What is required:
Each entry should be quoted word for word, including every mark of punctuation.

Data lines:
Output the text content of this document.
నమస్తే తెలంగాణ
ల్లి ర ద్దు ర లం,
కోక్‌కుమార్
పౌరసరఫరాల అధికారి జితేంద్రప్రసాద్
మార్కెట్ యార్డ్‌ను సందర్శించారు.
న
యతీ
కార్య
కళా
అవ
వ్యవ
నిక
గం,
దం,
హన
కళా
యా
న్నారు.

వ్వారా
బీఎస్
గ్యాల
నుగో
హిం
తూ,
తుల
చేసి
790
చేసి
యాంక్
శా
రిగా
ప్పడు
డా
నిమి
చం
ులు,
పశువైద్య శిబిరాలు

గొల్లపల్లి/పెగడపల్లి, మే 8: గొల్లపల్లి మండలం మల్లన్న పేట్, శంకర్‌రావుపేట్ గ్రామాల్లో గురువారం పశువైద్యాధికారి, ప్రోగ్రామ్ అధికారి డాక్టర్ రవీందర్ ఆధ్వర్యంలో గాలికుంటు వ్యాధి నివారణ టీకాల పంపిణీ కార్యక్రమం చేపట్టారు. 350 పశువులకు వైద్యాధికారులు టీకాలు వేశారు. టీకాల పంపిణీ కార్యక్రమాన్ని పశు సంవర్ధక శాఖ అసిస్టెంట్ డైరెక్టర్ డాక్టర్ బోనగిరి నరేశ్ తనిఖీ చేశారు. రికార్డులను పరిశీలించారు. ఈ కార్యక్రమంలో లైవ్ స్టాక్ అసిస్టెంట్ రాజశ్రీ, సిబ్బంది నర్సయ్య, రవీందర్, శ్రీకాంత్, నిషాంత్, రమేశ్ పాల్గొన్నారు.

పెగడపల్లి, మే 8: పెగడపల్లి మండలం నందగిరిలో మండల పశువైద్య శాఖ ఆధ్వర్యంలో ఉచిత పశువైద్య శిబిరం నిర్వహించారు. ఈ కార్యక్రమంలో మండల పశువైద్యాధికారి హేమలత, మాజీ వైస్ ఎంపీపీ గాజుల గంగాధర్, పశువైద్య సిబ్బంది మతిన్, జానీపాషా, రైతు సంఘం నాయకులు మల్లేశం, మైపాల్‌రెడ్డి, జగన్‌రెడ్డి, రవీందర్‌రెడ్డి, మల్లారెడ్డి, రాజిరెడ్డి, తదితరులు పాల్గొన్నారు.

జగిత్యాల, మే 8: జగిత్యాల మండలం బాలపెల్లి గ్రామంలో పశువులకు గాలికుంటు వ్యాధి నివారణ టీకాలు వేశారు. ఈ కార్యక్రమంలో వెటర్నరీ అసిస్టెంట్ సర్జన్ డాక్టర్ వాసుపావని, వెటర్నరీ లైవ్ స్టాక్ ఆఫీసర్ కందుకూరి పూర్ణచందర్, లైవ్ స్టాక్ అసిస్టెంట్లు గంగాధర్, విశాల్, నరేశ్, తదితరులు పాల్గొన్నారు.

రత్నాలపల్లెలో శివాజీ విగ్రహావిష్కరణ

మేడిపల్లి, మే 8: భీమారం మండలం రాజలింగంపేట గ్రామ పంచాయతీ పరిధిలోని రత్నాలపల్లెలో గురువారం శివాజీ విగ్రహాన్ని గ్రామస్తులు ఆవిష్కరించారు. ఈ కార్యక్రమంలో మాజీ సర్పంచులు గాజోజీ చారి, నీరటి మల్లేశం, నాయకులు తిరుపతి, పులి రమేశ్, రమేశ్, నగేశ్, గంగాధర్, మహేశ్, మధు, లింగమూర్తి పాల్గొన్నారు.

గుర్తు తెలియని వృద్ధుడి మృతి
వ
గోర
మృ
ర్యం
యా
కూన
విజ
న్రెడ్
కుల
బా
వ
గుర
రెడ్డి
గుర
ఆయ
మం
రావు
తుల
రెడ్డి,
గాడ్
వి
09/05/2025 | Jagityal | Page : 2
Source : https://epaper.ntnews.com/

The reply:
Output the text content of this document.
నమస్తే తెలంగాణ
ల్లి ర ద్దు ర లం,
కోక్‌కుమార్
పౌరసరఫరాల అధికారి జితేంద్రప్రసాద్
మార్కెట్ యార్డ్‌ను సందర్శించారు.
న
యతీ
కార్య
కళా
అవ
వ్యవ
నిక
గం,
దం,
హన
కళా
యా
న్నారు.

వ్వారా
బీఎస్
గ్యాల
నుగో
హిం
తూ,
తుల
చేసి
790
చేసి
యాంక్
శా
రిగా
ప్పడు
డా
నిమి
చం
ులు,
పశువైద్య శిబిరాలు

గొల్లపల్లి/పెగడపల్లి, మే 8: గొల్లపల్లి మండలం మల్లన్న పేట్, శంకర్‌రావుపేట్ గ్రామాల్లో గురువారం పశువైద్యాధికారి, ప్రోగ్రామ్ అధికారి డాక్టర్ రవీందర్ ఆధ్వర్యంలో గాలికుంటు వ్యాధి నివారణ టీకాల పంపిణీ కార్యక్రమం చేపట్టారు. 350 పశువులకు వైద్యాధికారులు టీకాలు వేశారు. టీకాల పంపిణీ కార్యక్రమాన్ని పశు సంవర్ధక శాఖ అసిస్టెంట్ డైరెక్టర్ డాక్టర్ బోనగిరి నరేశ్ తనిఖీ చేశారు. రికార్డులను పరిశీలించారు. ఈ కార్యక్రమంలో లైవ్ స్టాక్ అసిస్టెంట్ రాజశ్రీ, సిబ్బంది నర్సయ్య, రవీందర్, శ్రీకాంత్, నిషాంత్, రమేశ్ పాల్గొన్నారు.

పెగడపల్లి, మే 8: పెగడపల్లి మండలం నందగిరిలో మండల పశువైద్య శాఖ ఆధ్వర్యంలో ఉచిత పశువైద్య శిబిరం నిర్వహించారు. ఈ కార్యక్రమంలో మండల పశువైద్యాధికారి హేమలత, మాజీ వైస్ ఎంపీపీ గాజుల గంగాధర్, పశువైద్య సిబ్బంది మతిన్, జానీపాషా, రైతు సంఘం నాయకులు మల్లేశం, మైపాల్‌రెడ్డి, జగన్‌రెడ్డి, రవీందర్‌రెడ్డి, మల్లారెడ్డి, రాజిరెడ్డి, తదితరులు పాల్గొన్నారు.

జగిత్యాల, మే 8: జగిత్యాల మండలం బాలపెల్లి గ్రామంలో పశువులకు గాలికుంటు వ్యాధి నివారణ టీకాలు వేశారు. ఈ కార్యక్రమంలో వెటర్నరీ అసిస్టెంట్ సర్జన్ డాక్టర్ వాసుపావని, వెటర్నరీ లైవ్ స్టాక్ ఆఫీసర్ కందుకూరి పూర్ణచందర్, లైవ్ స్టాక్ అసిస్టెంట్లు గంగాధర్, విశాల్, నరేశ్, తదితరులు పాల్గొన్నారు.

రత్నాలపల్లెలో శివాజీ విగ్రహావిష్కరణ

మేడిపల్లి, మే 8: భీమారం మండలం రాజలింగంపేట గ్రామ పంచాయతీ పరిధిలోని రత్నాలపల్లెలో గురువారం శివాజీ విగ్రహాన్ని గ్రామస్తులు ఆవిష్కరించారు. ఈ కార్యక్రమంలో మాజీ సర్పంచులు గాజోజీ చారి, నీరటి మల్లేశం, నాయకులు తిరుపతి, పులి రమేశ్, రమేశ్, నగేశ్, గంగాధర్, మహేశ్, మధు, లింగమూర్తి పాల్గొన్నారు.

గుర్తు తెలియని వృద్ధుడి మృతి
వ
గోర
మృ
ర్యం
యా
కూన
విజ
న్రెడ్
కుల
బా
వ
గుర
రెడ్డి
గుర
ఆయ
మం
రావు
తుల
రెడ్డి,
గాడ్
వి
09/05/2025 | Jagityal | Page : 2
Source : https://epaper.ntnews.com/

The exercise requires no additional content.